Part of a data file
****
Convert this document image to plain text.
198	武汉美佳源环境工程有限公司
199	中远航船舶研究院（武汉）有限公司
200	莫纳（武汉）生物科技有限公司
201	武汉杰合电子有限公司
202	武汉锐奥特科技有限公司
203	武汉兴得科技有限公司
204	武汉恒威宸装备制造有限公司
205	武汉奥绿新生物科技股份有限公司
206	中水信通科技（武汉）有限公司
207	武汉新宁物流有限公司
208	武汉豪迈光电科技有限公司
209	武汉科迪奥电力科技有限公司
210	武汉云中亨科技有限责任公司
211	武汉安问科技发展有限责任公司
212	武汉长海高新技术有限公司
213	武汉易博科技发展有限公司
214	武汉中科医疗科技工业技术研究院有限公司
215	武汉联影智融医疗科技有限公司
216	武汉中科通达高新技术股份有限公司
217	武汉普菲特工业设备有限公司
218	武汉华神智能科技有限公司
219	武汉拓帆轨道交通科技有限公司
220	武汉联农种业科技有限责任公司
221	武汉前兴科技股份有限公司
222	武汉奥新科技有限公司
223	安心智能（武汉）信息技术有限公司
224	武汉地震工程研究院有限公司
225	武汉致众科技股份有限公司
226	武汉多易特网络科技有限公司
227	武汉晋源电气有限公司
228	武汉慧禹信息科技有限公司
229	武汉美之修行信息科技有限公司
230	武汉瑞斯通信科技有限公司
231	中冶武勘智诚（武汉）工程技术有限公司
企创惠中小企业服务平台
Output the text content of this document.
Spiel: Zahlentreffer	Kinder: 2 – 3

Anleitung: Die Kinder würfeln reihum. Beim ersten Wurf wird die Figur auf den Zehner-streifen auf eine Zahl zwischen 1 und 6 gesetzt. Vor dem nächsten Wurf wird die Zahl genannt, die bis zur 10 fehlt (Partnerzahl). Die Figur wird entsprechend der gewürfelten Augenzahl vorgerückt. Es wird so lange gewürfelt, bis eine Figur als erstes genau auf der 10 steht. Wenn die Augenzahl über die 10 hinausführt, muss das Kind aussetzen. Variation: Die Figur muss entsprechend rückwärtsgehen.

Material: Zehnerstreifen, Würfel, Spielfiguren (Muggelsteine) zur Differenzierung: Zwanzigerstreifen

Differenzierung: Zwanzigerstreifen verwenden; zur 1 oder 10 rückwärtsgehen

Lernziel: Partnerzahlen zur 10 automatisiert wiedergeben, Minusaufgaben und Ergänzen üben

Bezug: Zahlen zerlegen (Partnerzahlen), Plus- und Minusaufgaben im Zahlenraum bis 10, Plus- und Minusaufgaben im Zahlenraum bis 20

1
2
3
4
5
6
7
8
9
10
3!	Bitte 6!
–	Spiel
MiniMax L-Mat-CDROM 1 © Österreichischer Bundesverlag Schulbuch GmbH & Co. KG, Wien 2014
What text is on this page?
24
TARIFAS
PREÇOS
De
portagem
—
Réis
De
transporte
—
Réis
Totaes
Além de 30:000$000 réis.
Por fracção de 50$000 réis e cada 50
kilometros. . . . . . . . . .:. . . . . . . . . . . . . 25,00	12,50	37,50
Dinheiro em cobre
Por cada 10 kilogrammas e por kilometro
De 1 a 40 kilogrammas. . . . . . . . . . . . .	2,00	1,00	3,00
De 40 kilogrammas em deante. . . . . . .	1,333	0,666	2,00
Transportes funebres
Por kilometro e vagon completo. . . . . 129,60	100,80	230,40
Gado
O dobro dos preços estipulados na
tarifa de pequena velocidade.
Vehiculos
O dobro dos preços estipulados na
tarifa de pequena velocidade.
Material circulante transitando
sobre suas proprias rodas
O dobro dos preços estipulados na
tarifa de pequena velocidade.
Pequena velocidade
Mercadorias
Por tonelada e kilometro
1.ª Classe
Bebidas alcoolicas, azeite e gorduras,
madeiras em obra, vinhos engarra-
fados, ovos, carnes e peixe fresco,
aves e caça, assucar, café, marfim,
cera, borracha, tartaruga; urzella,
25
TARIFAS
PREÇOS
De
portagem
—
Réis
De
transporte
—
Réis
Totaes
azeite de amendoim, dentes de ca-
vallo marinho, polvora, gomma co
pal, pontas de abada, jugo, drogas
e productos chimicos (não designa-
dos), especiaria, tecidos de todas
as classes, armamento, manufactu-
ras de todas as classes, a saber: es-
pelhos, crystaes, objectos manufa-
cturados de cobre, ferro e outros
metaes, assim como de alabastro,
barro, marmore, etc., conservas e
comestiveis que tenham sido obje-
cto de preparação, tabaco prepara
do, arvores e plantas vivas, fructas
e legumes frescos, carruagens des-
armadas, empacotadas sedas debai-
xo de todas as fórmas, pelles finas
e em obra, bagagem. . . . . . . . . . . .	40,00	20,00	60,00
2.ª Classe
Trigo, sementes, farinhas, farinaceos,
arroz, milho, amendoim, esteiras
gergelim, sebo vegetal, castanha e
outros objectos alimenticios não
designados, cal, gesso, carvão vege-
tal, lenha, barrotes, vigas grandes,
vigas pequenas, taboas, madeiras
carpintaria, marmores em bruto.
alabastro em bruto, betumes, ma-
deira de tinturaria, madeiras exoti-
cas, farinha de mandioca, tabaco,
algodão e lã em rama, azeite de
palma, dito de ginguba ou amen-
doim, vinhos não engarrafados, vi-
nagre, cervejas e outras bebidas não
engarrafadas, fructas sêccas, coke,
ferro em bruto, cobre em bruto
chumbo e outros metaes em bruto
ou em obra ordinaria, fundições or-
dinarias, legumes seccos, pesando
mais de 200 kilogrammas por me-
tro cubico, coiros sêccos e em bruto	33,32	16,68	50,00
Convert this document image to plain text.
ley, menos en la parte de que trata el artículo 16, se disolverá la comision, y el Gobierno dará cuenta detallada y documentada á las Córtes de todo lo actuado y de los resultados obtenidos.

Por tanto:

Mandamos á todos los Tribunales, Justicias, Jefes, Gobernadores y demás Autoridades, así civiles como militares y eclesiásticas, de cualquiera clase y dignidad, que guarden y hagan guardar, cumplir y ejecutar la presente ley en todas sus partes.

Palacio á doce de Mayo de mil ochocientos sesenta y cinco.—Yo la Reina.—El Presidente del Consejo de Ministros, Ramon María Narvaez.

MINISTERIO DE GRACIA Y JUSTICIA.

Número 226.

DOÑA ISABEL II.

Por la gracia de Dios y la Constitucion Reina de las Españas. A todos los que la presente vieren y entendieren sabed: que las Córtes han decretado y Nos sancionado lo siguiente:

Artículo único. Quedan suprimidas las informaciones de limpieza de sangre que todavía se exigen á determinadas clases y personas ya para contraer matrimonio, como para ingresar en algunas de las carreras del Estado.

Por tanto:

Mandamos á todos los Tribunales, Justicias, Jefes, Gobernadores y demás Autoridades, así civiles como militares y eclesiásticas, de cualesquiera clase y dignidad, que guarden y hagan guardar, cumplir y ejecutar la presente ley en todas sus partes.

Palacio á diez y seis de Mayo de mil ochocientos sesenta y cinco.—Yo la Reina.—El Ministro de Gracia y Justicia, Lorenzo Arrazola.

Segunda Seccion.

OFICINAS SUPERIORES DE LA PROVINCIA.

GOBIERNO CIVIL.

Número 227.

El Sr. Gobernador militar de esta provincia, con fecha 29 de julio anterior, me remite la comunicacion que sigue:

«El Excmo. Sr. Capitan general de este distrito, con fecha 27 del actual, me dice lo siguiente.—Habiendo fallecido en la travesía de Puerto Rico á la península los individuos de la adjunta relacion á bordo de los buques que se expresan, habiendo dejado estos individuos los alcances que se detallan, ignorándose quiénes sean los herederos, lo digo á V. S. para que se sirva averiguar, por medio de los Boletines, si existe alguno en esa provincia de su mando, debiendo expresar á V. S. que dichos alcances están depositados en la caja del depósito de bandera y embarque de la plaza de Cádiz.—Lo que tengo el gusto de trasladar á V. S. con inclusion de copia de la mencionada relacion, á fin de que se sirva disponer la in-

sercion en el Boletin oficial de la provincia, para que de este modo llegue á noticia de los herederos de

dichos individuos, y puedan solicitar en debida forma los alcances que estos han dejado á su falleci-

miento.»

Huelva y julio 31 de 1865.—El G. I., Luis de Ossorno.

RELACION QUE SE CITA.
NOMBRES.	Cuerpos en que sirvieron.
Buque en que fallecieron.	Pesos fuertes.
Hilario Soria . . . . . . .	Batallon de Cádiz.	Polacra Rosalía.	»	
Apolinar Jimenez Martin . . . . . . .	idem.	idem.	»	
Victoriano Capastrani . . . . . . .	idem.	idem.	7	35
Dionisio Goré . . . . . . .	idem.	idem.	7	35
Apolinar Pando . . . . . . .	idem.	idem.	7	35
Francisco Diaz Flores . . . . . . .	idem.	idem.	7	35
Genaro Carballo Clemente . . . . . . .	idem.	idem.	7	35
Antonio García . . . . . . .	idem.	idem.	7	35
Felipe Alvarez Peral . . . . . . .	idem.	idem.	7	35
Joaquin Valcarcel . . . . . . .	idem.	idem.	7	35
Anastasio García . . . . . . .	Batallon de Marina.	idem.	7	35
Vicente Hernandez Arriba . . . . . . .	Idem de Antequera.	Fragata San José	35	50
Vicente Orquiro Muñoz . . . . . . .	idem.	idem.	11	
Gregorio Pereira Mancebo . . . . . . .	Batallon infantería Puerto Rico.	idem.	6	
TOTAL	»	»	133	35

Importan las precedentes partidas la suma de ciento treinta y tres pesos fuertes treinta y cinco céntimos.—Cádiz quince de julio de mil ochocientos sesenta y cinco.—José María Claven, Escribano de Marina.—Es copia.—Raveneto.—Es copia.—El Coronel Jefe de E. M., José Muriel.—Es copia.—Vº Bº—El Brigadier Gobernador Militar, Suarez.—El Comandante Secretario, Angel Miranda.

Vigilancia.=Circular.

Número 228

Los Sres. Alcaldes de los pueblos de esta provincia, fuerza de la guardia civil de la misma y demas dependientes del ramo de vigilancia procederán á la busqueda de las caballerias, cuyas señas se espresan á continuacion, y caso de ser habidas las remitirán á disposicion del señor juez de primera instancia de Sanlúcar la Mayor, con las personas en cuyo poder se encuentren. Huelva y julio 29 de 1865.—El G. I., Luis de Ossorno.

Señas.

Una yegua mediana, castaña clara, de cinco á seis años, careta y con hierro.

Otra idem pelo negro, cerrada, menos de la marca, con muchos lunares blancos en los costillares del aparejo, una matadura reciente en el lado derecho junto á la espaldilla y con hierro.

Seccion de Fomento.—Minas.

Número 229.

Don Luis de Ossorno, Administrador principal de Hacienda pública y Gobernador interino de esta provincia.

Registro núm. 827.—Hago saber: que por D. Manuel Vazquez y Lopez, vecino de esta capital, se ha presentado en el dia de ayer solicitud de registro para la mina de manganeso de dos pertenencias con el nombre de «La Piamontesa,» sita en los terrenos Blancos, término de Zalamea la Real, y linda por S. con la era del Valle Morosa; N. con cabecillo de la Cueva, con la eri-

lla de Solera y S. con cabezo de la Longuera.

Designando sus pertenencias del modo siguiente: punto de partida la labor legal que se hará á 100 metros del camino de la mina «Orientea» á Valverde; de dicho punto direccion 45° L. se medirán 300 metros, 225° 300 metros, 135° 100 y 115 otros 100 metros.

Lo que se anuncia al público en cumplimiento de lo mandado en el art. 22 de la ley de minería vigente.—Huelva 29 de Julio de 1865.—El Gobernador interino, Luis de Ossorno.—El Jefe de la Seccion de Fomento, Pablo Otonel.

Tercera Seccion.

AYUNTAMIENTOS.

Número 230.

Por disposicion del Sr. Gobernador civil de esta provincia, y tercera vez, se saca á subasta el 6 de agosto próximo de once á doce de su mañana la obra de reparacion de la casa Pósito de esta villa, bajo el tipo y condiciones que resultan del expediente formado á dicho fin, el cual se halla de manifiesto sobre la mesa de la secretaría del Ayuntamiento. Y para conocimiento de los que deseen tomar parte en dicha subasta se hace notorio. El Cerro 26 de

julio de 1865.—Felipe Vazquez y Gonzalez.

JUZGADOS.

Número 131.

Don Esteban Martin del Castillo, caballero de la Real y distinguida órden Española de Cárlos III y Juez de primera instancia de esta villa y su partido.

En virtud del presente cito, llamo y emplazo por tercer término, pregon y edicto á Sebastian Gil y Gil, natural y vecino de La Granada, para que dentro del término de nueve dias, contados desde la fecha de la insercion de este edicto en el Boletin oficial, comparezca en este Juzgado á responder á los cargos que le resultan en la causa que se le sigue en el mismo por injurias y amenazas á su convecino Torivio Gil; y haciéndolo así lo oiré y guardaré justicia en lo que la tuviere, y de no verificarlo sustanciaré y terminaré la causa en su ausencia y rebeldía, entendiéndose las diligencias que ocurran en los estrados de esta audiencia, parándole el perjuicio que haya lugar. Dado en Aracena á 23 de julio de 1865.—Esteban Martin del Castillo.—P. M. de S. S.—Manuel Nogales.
****
**The exercise:** Search the preceding listing for the word "saber" and pull out every line that holds it.

**Problem solution:**
ras de todas as classes, a saber: es-
Registro núm. 827.—Hago saber: que por D. Manuel Vazquez y Lopez, vecino de esta capital, se ha presentado en el dia de ayer solicitud de registro para la mina de manganeso de dos pertenencias con el nombre de «La Piamontesa,» sita en los terrenos Blancos, término de Zalamea la Real, y linda por S. con la era del Valle Morosa; N. con cabecillo de la Cueva, con la eri-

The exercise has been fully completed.